What is required:
Reproduce the records below in their entirety, character for character.

Data entries
== == ==
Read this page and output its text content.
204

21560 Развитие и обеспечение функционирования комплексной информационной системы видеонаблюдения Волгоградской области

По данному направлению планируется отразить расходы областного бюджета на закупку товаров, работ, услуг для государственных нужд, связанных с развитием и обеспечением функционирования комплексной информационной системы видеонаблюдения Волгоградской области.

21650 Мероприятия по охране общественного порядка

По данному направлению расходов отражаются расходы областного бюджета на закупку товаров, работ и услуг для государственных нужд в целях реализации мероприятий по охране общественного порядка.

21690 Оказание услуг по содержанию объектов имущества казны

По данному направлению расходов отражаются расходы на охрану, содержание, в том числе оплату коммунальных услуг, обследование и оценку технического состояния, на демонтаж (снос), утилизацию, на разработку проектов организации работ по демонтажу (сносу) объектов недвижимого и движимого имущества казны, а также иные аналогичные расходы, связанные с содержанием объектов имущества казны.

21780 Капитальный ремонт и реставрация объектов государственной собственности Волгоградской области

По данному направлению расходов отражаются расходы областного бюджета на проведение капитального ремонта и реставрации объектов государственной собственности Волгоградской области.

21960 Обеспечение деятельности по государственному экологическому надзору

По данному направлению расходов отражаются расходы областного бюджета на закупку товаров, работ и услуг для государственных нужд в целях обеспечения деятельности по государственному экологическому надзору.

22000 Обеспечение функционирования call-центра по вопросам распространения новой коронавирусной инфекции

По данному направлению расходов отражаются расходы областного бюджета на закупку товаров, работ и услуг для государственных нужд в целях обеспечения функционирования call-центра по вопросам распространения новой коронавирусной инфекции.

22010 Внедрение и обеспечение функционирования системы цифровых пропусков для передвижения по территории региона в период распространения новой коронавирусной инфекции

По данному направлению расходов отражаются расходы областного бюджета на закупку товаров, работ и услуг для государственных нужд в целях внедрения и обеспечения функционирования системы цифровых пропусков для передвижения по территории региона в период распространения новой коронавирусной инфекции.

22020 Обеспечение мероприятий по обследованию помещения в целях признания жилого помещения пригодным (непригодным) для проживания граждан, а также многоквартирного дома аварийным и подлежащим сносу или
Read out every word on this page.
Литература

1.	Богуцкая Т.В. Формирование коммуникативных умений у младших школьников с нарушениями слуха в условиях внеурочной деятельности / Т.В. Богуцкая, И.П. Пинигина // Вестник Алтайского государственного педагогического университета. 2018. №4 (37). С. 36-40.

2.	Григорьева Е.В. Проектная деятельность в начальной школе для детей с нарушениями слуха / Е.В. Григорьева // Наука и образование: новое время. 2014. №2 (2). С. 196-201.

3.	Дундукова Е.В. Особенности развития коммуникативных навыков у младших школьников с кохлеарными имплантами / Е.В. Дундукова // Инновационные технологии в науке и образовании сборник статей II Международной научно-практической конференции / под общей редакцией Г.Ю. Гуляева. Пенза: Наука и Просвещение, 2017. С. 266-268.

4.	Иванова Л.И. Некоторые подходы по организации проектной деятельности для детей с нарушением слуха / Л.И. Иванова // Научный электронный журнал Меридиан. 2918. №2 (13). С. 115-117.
== == ==
Completed task:
Read this page and output its text content.
204

21560 Развитие и обеспечение функционирования комплексной информационной системы видеонаблюдения Волгоградской области

По данному направлению планируется отразить расходы областного бюджета на закупку товаров, работ, услуг для государственных нужд, связанных с развитием и обеспечением функционирования комплексной информационной системы видеонаблюдения Волгоградской области.

21650 Мероприятия по охране общественного порядка

По данному направлению расходов отражаются расходы областного бюджета на закупку товаров, работ и услуг для государственных нужд в целях реализации мероприятий по охране общественного порядка.

21690 Оказание услуг по содержанию объектов имущества казны

По данному направлению расходов отражаются расходы на охрану, содержание, в том числе оплату коммунальных услуг, обследование и оценку технического состояния, на демонтаж (снос), утилизацию, на разработку проектов организации работ по демонтажу (сносу) объектов недвижимого и движимого имущества казны, а также иные аналогичные расходы, связанные с содержанием объектов имущества казны.

21780 Капитальный ремонт и реставрация объектов государственной собственности Волгоградской области

По данному направлению расходов отражаются расходы областного бюджета на проведение капитального ремонта и реставрации объектов государственной собственности Волгоградской области.

21960 Обеспечение деятельности по государственному экологическому надзору

По данному направлению расходов отражаются расходы областного бюджета на закупку товаров, работ и услуг для государственных нужд в целях обеспечения деятельности по государственному экологическому надзору.

22000 Обеспечение функционирования call-центра по вопросам распространения новой коронавирусной инфекции

По данному направлению расходов отражаются расходы областного бюджета на закупку товаров, работ и услуг для государственных нужд в целях обеспечения функционирования call-центра по вопросам распространения новой коронавирусной инфекции.

22010 Внедрение и обеспечение функционирования системы цифровых пропусков для передвижения по территории региона в период распространения новой коронавирусной инфекции

По данному направлению расходов отражаются расходы областного бюджета на закупку товаров, работ и услуг для государственных нужд в целях внедрения и обеспечения функционирования системы цифровых пропусков для передвижения по территории региона в период распространения новой коронавирусной инфекции.

22020 Обеспечение мероприятий по обследованию помещения в целях признания жилого помещения пригодным (непригодным) для проживания граждан, а также многоквартирного дома аварийным и подлежащим сносу или
Read out every word on this page.
Литература

1.	Богуцкая Т.В. Формирование коммуникативных умений у младших школьников с нарушениями слуха в условиях внеурочной деятельности / Т.В. Богуцкая, И.П. Пинигина // Вестник Алтайского государственного педагогического университета. 2018. №4 (37). С. 36-40.

2.	Григорьева Е.В. Проектная деятельность в начальной школе для детей с нарушениями слуха / Е.В. Григорьева // Наука и образование: новое время. 2014. №2 (2). С. 196-201.

3.	Дундукова Е.В. Особенности развития коммуникативных навыков у младших школьников с кохлеарными имплантами / Е.В. Дундукова // Инновационные технологии в науке и образовании сборник статей II Международной научно-практической конференции / под общей редакцией Г.Ю. Гуляева. Пенза: Наука и Просвещение, 2017. С. 266-268.

4.	Иванова Л.И. Некоторые подходы по организации проектной деятельности для детей с нарушением слуха / Л.И. Иванова // Научный электронный журнал Меридиан. 2918. №2 (13). С. 115-117.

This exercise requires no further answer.